Write the entries below out again exactly; any picture in them stays out.

Start of Provided data

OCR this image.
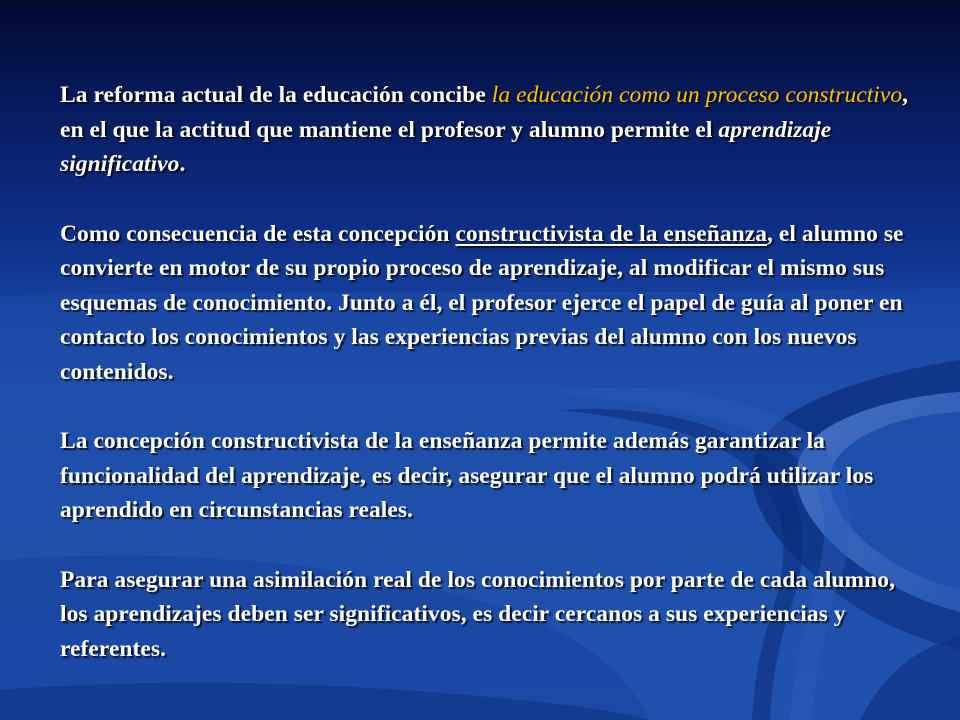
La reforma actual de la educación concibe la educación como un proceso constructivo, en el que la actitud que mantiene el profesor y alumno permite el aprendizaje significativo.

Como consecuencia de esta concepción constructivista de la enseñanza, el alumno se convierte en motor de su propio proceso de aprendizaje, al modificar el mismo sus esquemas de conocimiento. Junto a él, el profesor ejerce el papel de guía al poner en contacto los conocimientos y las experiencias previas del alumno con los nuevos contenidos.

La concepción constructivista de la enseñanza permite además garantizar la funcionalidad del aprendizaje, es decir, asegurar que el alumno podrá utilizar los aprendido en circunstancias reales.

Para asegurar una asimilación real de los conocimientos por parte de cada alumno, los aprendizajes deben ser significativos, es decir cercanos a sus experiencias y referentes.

End of Provided data

**Exercise result:**
OCR this image.
La reforma actual de la educación concibe la educación como un proceso constructivo, en el que la actitud que mantiene el profesor y alumno permite el aprendizaje significativo.

Como consecuencia de esta concepción constructivista de la enseñanza, el alumno se convierte en motor de su propio proceso de aprendizaje, al modificar el mismo sus esquemas de conocimiento. Junto a él, el profesor ejerce el papel de guía al poner en contacto los conocimientos y las experiencias previas del alumno con los nuevos contenidos.

La concepción constructivista de la enseñanza permite además garantizar la funcionalidad del aprendizaje, es decir, asegurar que el alumno podrá utilizar los aprendido en circunstancias reales.

Para asegurar una asimilación real de los conocimientos por parte de cada alumno, los aprendizajes deben ser significativos, es decir cercanos a sus experiencias y referentes.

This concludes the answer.